::: DATA ROWS :::
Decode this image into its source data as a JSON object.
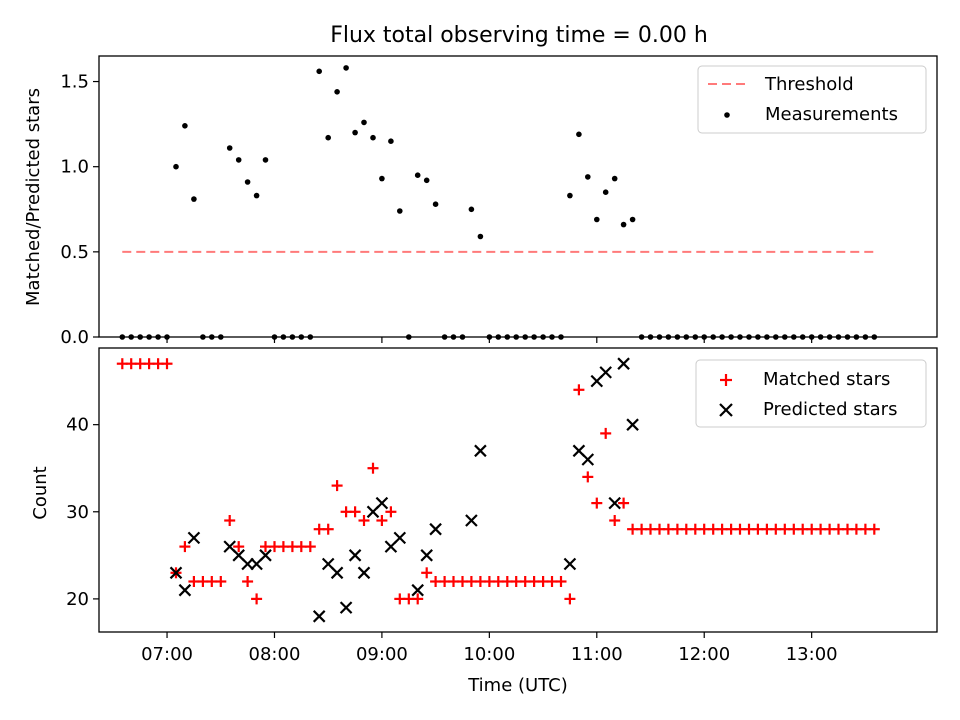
{
  "figure": {
    "title": "Flux total observing time = 0.00 h",
    "xlabel": "Time (UTC)"
  },
  "chart_data": [
    {
      "type": "scatter",
      "panel": "top",
      "ylabel": "Matched/Predicted stars",
      "xlim": [
        "06:22",
        "14:10"
      ],
      "ylim": [
        0,
        1.65
      ],
      "yticks": [
        0.0,
        0.5,
        1.0,
        1.5
      ],
      "ytick_labels": [
        "0.0",
        "0.5",
        "1.0",
        "1.5"
      ],
      "legend_placement": "top-right",
      "series": [
        {
          "name": "Threshold",
          "kind": "dashed-line",
          "color": "#ff7a7a",
          "x": [
            "06:35",
            "13:37"
          ],
          "y": [
            0.5,
            0.5
          ]
        },
        {
          "name": "Measurements",
          "kind": "dot",
          "color": "#000000",
          "x": [
            "06:35",
            "06:40",
            "06:45",
            "06:50",
            "06:55",
            "07:00",
            "07:05",
            "07:10",
            "07:15",
            "07:20",
            "07:25",
            "07:30",
            "07:35",
            "07:40",
            "07:45",
            "07:50",
            "07:55",
            "08:00",
            "08:05",
            "08:10",
            "08:15",
            "08:20",
            "08:25",
            "08:30",
            "08:35",
            "08:40",
            "08:45",
            "08:50",
            "08:55",
            "09:00",
            "09:05",
            "09:10",
            "09:15",
            "09:20",
            "09:25",
            "09:30",
            "09:35",
            "09:40",
            "09:45",
            "09:50",
            "09:55",
            "10:00",
            "10:05",
            "10:10",
            "10:15",
            "10:20",
            "10:25",
            "10:30",
            "10:35",
            "10:40",
            "10:45",
            "10:50",
            "10:55",
            "11:00",
            "11:05",
            "11:10",
            "11:15",
            "11:20",
            "11:25",
            "11:30",
            "11:35",
            "11:40",
            "11:45",
            "11:50",
            "11:55",
            "12:00",
            "12:05",
            "12:10",
            "12:15",
            "12:20",
            "12:25",
            "12:30",
            "12:35",
            "12:40",
            "12:45",
            "12:50",
            "12:55",
            "13:00",
            "13:05",
            "13:10",
            "13:15",
            "13:20",
            "13:25",
            "13:30",
            "13:35"
          ],
          "y": [
            0,
            0,
            0,
            0,
            0,
            0,
            1.0,
            1.24,
            0.81,
            0,
            0,
            0,
            1.11,
            1.04,
            0.91,
            0.83,
            1.04,
            0,
            0,
            0,
            0,
            0,
            1.56,
            1.17,
            1.44,
            1.58,
            1.2,
            1.26,
            1.17,
            0.93,
            1.15,
            0.74,
            0,
            0.95,
            0.92,
            0.78,
            0,
            0,
            0,
            0.75,
            0.59,
            0,
            0,
            0,
            0,
            0,
            0,
            0,
            0,
            0,
            0.83,
            1.19,
            0.94,
            0.69,
            0.85,
            0.93,
            0.66,
            0.69,
            0,
            0,
            0,
            0,
            0,
            0,
            0,
            0,
            0,
            0,
            0,
            0,
            0,
            0,
            0,
            0,
            0,
            0,
            0,
            0,
            0,
            0,
            0,
            0,
            0,
            0,
            0
          ]
        }
      ]
    },
    {
      "type": "scatter",
      "panel": "bottom",
      "ylabel": "Count",
      "xlim": [
        "06:22",
        "14:10"
      ],
      "ylim": [
        16.2,
        48.8
      ],
      "yticks": [
        20,
        30,
        40
      ],
      "ytick_labels": [
        "20",
        "30",
        "40"
      ],
      "xticks": [
        "07:00",
        "08:00",
        "09:00",
        "10:00",
        "11:00",
        "12:00",
        "13:00"
      ],
      "xtick_labels": [
        "07:00",
        "08:00",
        "09:00",
        "10:00",
        "11:00",
        "12:00",
        "13:00"
      ],
      "legend_placement": "top-right",
      "series": [
        {
          "name": "Matched stars",
          "kind": "plus",
          "color": "#ff0000",
          "x": [
            "06:35",
            "06:40",
            "06:45",
            "06:50",
            "06:55",
            "07:00",
            "07:05",
            "07:10",
            "07:15",
            "07:20",
            "07:25",
            "07:30",
            "07:35",
            "07:40",
            "07:45",
            "07:50",
            "07:55",
            "08:00",
            "08:05",
            "08:10",
            "08:15",
            "08:20",
            "08:25",
            "08:30",
            "08:35",
            "08:40",
            "08:45",
            "08:50",
            "08:55",
            "09:00",
            "09:05",
            "09:10",
            "09:15",
            "09:20",
            "09:25",
            "09:30",
            "09:35",
            "09:40",
            "09:45",
            "09:50",
            "09:55",
            "10:00",
            "10:05",
            "10:10",
            "10:15",
            "10:20",
            "10:25",
            "10:30",
            "10:35",
            "10:40",
            "10:45",
            "10:50",
            "10:55",
            "11:00",
            "11:05",
            "11:10",
            "11:15",
            "11:20",
            "11:25",
            "11:30",
            "11:35",
            "11:40",
            "11:45",
            "11:50",
            "11:55",
            "12:00",
            "12:05",
            "12:10",
            "12:15",
            "12:20",
            "12:25",
            "12:30",
            "12:35",
            "12:40",
            "12:45",
            "12:50",
            "12:55",
            "13:00",
            "13:05",
            "13:10",
            "13:15",
            "13:20",
            "13:25",
            "13:30",
            "13:35"
          ],
          "y": [
            47,
            47,
            47,
            47,
            47,
            47,
            23,
            26,
            22,
            22,
            22,
            22,
            29,
            26,
            22,
            20,
            26,
            26,
            26,
            26,
            26,
            26,
            28,
            28,
            33,
            30,
            30,
            29,
            35,
            29,
            30,
            20,
            20,
            20,
            23,
            22,
            22,
            22,
            22,
            22,
            22,
            22,
            22,
            22,
            22,
            22,
            22,
            22,
            22,
            22,
            20,
            44,
            34,
            31,
            39,
            29,
            31,
            28,
            28,
            28,
            28,
            28,
            28,
            28,
            28,
            28,
            28,
            28,
            28,
            28,
            28,
            28,
            28,
            28,
            28,
            28,
            28,
            28,
            28,
            28,
            28,
            28,
            28,
            28,
            28
          ]
        },
        {
          "name": "Predicted stars",
          "kind": "cross",
          "color": "#000000",
          "x": [
            "07:05",
            "07:10",
            "07:15",
            "07:35",
            "07:40",
            "07:45",
            "07:50",
            "07:55",
            "08:25",
            "08:30",
            "08:35",
            "08:40",
            "08:45",
            "08:50",
            "08:55",
            "09:00",
            "09:05",
            "09:10",
            "09:20",
            "09:25",
            "09:30",
            "09:50",
            "09:55",
            "10:45",
            "10:50",
            "10:55",
            "11:00",
            "11:05",
            "11:10",
            "11:15",
            "11:20"
          ],
          "y": [
            23,
            21,
            27,
            26,
            25,
            24,
            24,
            25,
            18,
            24,
            23,
            19,
            25,
            23,
            30,
            31,
            26,
            27,
            21,
            25,
            28,
            29,
            37,
            24,
            37,
            36,
            45,
            46,
            31,
            47,
            40
          ]
        }
      ]
    }
  ]
}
:::
For this exercise, gather every line of the data that contains the word "Matched".

■ **COMPLETE OUTPUT**
      "ylabel": "Matched/Predicted stars",
          "name": "Matched stars",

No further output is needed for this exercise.